*EXCERPTED PASSAGE*.
::::
4. PAPERS 960801 Hardware

Thus far, this document has focused on the way in which PC hardware interacts with PAPERS 960801. In this section, we briefly describe the hardware that implements PAPERS 960801 itself. The PAPERS 960801 design has been carefully designed to use standard cables, a single printed circuit board and standard 74 series chips. The result is a remarkably fast device that is still simple to build.

The logic design for PAPERS 960801 is logically divided into four subsystems: the barrier mechanism, the interrupt mechanism, the aggregate communication logic, and the LED display control. This section briefly explains how the required functionality is implemented. Each section will give a general explanation of the circuitry and then a very detailed description of the relevant portion of the schematic. The last sections give detailed descriptions of how to build the units, including links to the actual board masks that we used -- which you are also free to use.

Here are two photographs of the 960801, without labels and with labels.

Schematics: main board, root board, child connection, parent connection, power supply.

4.1 Barrier Hardware

The barrier hardware logic is split between the Main Board and the Root Board. The barrier signals S0, S1 originate from the PC and are sent through pins 8 and 9 of the parallel port cable. They enter the NAND gate of chip, U3 and then through the driver chip U2 through the DB25M connector U1. For a four processor configuration, these signals then enter the Root Node through pins 8 and 9 of the DB25F right angle connector. They then travel through the inverting driver, U18, and then S0 is sent to the _CLR input of the D flip flop, and S1 is sent to the _PRE of the same D flip flop (chip U19). The output is then sent out of the Root Node as BAR through pin 11 of the connector (U20) into the connector U1 of the Main Board as BAR_T. From there is goes into pins 3 and 6 of Chip U12. From pin 17 of U12, the signal is then called "buffered BAR" and that signal enters pins 2, 5, 9, and 12 of U8 which is a tri-state buffer. If the select line, SEL, is low then the signal will enter the corresponding driver (U10, U11, U12 or U13, depending on the which SEL line is set low) and will be sent back to the PE through the RDY signal.
::::
*JOB 1*. Lay out the lines of the records as a Markdown table with columns "Row" and "Line," covering only the line that contains "point: [198, 168, 206, 176]" up to and including the line that contains "point: [222, 98, 232, 107]" and skipping any blank lines.
*JOB 2*. Continue the passage on the PAPERS 960801 hardware, starting right after its last sentence.

*SUPPLIED MATERIAL*.
::::
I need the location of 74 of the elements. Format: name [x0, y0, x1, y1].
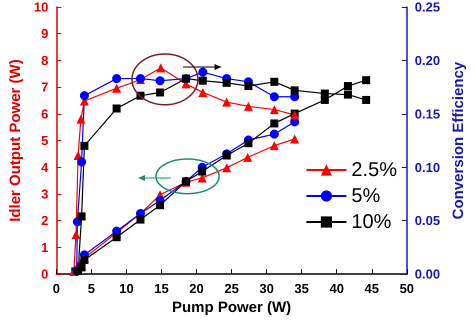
point: [198, 168, 206, 176]
legend-label: 5%: [351, 185, 381, 207]
y-tick-label: 10: [34, 0, 48, 14]
point: [156, 88, 164, 96]
legend-label: 10%: [351, 211, 392, 233]
point: [320, 90, 329, 98]
y2-axis-title: Conversion Efficiency: [450, 61, 467, 220]
point: [362, 96, 370, 104]
point: [112, 104, 121, 112]
point: [270, 141, 279, 150]
point: [80, 142, 88, 150]
point: [222, 98, 232, 107]
x-tick-label: 40: [329, 281, 344, 296]
point: [156, 201, 164, 210]
y-tick-label: 9: [41, 26, 48, 42]
point: [244, 102, 253, 111]
point: [243, 152, 252, 162]
point: [222, 78, 231, 87]
point: [270, 105, 279, 114]
point: [112, 84, 122, 93]
point: [270, 78, 278, 86]
point: [244, 82, 252, 90]
point: [244, 139, 252, 148]
point: [270, 92, 279, 102]
x-tick-label: 20: [189, 281, 204, 296]
x-tick-label: 25: [224, 281, 239, 296]
y2-tick-label: 0.15: [414, 106, 440, 122]
y2-tick-label: 0.20: [414, 52, 440, 68]
y-axis-title: Idler Output Power (W): [7, 59, 24, 222]
x-tick-label: 35: [294, 281, 309, 296]
x-tick-label: 5: [88, 281, 96, 296]
x-tick-label: 10: [119, 281, 134, 296]
x-tick-label: 30: [259, 281, 274, 296]
y-tick-label: 5: [41, 133, 48, 148]
point: [76, 114, 86, 124]
point: [80, 91, 89, 100]
point: [198, 88, 208, 97]
y-tick-label: 3: [41, 186, 48, 202]
point: [222, 163, 232, 172]
y-tick-label: 7: [41, 80, 48, 95]
point: [78, 212, 86, 220]
x-axis-title: Pump Power (W): [172, 299, 292, 316]
y2-tick-label: 0.10: [414, 160, 440, 175]
point: [112, 233, 121, 242]
y-tick-label: 0: [41, 266, 48, 282]
point: [71, 230, 80, 240]
y2-tick-label: 0.05: [414, 213, 440, 228]
y-tick-label: 4: [41, 160, 50, 175]
point: [290, 134, 300, 144]
point: [362, 76, 370, 84]
y-tick-label: 2: [41, 213, 48, 228]
y2-tick-label: 0.00: [414, 266, 440, 282]
point: [198, 76, 207, 85]
x-tick-label: 50: [400, 281, 414, 296]
point: [270, 119, 278, 128]
x-tick-label: 15: [154, 281, 169, 296]
point: [344, 90, 352, 99]
point: [344, 82, 352, 90]
point: [222, 152, 231, 160]
y-tick-label: 1: [41, 240, 48, 255]
point: [198, 68, 208, 77]
point: [112, 74, 122, 84]
legend-label: 2.5%: [351, 159, 398, 181]
point: [156, 76, 165, 86]
y-tick-label: 8: [41, 52, 48, 68]
point: [156, 63, 166, 72]
point: [270, 130, 279, 139]
point: [136, 216, 144, 224]
x-tick-label: 45: [364, 281, 379, 296]
point: [290, 86, 299, 94]
x-tick-label: 0: [52, 281, 60, 296]
y-tick-label: 6: [41, 106, 48, 122]
y2-tick-label: 0.25: [414, 0, 440, 14]
point: [77, 157, 86, 166]
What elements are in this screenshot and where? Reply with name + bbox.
::::
*TASK RESPONSE 1*.
| Row | Line |
|---|---|
| 1 | point: [198, 168, 206, 176] |
| 2 | legend-label: 5%: [351, 185, 381, 207] |
| 3 | y-tick-label: 10: [34, 0, 48, 14] |
| 4 | point: [156, 88, 164, 96] |
| 5 | legend-label: 10%: [351, 211, 392, 233] |
| 6 | point: [320, 90, 329, 98] |
| 7 | y2-axis-title: Conversion Efficiency: [450, 61, 467, 220] |
| 8 | point: [362, 96, 370, 104] |
| 9 | point: [112, 104, 121, 112] |
| 10 | point: [270, 141, 279, 150] |
| 11 | point: [80, 142, 88, 150] |
| 12 | point: [222, 98, 232, 107] |

*TASK RESPONSE 2*.
4.2 Interrupt Hardware

The interrupt logic is remarkably similar to the barrier logic, also using a two 4-input NAND gates and a D flip-flop register. There is, however, a difference in the connection between these chips. Interrupt requests are generated by any PE, and acknowledged by all PEs, while barrier synchronizations are always implemented by all PEs. Thus, the input to the interrupt logic must be a logical OR of the IRQ signals. Thus, to use a NAND gate to implement this function the inputs, IRQ, must be active low. The interrupt must be acknowledge by all PEs (using INAK) before processing is allowed to continue. Thus a logical AND of the INAK signals must be performed. Fortunately the input that sets the D flip-flop to low (the ~PRE input) is active low and this allows the use of the NAND gate without modifying the signals.

Finally, because there are not enough input bits for each PE, the result from the barrier hardware and the result of the interrupt hardware cannot be receive by the PE at the same time. The obvious way to select between these values is using a multiplexer; however, there is no standard 74-series part that implements selection between two individual bits. Instead, the multiplexer is constructed using two quad driver chips that have individually tri-stateable outputs. The 125 and 126 differ only in the sense of their enable lines, thus, using the same select line to control one output on each chip makes it possible to simply wire both outputs together. Only the selected signal will be passed; the other line's driver will be in the tri-state high impedance state. Thus, when the SEL line is set high the interrupt register is readable on the RDY line and when SEL is reset low the barrier register is readable on the RDY line.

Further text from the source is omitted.